• Description of the task:
Pick out every line in the data below that holds "sang".

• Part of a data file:
******

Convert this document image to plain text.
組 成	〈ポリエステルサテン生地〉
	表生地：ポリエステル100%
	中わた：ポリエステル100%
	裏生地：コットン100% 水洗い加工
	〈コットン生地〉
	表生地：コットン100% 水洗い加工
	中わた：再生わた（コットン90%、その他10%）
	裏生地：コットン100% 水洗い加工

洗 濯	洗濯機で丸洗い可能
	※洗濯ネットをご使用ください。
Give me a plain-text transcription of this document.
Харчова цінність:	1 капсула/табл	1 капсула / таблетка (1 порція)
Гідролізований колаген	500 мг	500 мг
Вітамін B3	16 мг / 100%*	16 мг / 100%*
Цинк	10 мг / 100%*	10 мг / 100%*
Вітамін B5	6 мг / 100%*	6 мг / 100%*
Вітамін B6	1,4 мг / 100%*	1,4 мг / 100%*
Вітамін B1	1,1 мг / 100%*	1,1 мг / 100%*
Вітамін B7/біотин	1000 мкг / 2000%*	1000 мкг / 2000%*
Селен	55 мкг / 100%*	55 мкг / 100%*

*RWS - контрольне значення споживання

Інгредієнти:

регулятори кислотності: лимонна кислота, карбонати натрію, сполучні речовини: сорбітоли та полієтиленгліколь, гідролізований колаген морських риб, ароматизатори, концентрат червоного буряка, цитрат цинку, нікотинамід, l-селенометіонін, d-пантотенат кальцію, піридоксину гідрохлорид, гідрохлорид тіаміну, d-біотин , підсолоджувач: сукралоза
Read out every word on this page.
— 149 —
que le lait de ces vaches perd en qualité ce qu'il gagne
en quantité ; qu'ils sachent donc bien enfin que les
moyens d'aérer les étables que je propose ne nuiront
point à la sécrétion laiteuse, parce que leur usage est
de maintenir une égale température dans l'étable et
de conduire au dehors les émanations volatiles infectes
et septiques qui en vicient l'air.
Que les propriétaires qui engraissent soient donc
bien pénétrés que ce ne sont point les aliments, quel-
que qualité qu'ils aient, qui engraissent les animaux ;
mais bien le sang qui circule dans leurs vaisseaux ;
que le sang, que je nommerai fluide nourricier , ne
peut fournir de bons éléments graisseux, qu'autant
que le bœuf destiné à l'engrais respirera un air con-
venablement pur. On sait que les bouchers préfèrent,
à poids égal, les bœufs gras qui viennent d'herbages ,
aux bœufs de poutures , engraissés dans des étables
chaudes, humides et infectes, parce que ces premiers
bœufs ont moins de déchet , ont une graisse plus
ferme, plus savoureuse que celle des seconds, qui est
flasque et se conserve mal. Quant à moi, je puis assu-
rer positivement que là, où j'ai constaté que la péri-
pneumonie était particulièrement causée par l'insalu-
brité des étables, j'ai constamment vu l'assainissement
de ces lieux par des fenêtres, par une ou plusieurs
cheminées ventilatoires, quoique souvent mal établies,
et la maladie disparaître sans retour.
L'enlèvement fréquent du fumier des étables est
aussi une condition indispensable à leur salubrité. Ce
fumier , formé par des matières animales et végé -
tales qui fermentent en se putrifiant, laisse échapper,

******

• Complete output:
mais bien le sang qui circule dans leurs vaisseaux ;
que le sang, que je nommerai fluide nourricier , ne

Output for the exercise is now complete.